++++ The records ++++
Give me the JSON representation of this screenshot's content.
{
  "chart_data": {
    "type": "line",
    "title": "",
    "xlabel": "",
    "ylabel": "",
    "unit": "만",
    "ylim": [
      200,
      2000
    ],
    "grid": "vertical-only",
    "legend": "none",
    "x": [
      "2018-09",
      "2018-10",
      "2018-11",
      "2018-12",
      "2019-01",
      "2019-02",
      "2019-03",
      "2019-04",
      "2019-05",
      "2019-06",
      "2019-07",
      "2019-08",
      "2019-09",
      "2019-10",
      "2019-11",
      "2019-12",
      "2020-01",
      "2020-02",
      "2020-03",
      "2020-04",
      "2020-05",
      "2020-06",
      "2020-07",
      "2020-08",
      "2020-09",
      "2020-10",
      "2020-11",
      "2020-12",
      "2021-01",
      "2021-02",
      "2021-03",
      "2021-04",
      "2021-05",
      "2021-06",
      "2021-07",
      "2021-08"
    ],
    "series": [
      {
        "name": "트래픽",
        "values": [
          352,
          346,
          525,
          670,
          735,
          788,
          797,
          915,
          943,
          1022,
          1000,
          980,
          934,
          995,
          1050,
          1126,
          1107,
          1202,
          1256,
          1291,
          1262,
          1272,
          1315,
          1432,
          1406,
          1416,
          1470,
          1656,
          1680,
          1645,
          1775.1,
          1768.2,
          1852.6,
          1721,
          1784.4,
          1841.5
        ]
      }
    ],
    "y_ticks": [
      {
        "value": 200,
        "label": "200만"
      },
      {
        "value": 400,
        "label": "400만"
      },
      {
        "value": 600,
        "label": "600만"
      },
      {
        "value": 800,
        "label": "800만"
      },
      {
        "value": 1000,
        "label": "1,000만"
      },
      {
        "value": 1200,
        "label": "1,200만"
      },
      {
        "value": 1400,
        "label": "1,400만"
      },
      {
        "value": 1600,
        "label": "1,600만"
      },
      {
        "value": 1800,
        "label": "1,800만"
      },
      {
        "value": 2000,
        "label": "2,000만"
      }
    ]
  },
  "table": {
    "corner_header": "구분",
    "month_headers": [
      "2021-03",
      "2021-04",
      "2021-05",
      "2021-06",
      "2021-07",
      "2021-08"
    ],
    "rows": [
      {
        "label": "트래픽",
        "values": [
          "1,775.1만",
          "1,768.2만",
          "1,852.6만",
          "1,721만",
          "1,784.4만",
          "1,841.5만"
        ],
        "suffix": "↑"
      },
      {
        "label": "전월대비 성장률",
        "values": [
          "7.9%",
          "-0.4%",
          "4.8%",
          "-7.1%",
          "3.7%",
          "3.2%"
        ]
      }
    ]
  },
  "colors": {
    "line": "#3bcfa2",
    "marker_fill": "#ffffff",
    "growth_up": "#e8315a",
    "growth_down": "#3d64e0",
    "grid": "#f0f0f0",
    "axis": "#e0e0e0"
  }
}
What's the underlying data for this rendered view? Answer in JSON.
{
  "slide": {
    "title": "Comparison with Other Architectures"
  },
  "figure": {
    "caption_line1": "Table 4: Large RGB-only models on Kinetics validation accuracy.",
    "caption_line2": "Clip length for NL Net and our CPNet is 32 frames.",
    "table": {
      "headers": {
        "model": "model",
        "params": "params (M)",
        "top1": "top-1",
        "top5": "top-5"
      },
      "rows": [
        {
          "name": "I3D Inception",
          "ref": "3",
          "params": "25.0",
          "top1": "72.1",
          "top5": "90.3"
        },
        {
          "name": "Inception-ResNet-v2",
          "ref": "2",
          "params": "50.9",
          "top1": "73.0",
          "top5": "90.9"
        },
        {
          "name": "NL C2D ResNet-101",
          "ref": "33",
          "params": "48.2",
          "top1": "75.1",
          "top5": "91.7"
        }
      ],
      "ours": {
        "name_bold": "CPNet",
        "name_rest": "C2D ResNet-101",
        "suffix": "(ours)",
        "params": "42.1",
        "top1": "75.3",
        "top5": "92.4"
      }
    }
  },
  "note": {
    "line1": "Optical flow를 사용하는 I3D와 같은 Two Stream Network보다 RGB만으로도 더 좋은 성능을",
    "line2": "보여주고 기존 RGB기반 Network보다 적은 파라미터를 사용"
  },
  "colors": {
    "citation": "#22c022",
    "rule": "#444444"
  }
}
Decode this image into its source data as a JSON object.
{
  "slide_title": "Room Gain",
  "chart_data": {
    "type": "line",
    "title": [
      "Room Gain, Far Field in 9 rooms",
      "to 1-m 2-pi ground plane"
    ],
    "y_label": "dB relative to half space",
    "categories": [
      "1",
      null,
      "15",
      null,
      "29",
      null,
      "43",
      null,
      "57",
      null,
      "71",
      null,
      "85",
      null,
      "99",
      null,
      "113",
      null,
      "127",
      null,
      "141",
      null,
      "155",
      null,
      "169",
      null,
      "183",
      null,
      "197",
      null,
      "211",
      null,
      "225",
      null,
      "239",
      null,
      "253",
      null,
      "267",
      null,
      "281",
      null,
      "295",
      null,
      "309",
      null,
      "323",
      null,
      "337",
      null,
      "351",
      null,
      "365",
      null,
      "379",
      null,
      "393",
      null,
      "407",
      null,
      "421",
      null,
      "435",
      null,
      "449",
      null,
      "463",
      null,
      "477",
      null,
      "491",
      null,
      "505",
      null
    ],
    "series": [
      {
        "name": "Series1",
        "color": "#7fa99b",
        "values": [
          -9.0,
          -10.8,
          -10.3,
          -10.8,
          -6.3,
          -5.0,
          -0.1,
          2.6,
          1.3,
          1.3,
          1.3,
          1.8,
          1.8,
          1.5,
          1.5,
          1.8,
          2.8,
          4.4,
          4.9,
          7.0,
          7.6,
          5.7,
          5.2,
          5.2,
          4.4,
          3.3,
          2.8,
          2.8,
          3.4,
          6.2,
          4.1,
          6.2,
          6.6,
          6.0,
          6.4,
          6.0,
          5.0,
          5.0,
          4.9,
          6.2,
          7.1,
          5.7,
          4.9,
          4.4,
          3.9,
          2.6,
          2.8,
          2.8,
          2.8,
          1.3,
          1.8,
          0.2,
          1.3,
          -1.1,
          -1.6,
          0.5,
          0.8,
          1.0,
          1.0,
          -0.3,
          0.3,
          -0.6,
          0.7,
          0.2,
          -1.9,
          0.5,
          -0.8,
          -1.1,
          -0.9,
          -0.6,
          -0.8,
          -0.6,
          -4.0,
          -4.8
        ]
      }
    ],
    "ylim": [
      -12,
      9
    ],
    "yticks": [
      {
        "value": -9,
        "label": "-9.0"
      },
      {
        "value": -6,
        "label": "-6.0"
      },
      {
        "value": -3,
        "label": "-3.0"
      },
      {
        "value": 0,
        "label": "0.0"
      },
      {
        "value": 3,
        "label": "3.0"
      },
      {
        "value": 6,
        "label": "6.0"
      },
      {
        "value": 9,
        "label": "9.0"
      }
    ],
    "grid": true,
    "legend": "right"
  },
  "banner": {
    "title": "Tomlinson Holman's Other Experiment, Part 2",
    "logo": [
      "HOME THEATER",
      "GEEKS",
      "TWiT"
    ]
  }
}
++++
Task brief:
Looking at the entries above, state how many lines contain "Other"; give the number alone.

Response to the task:
2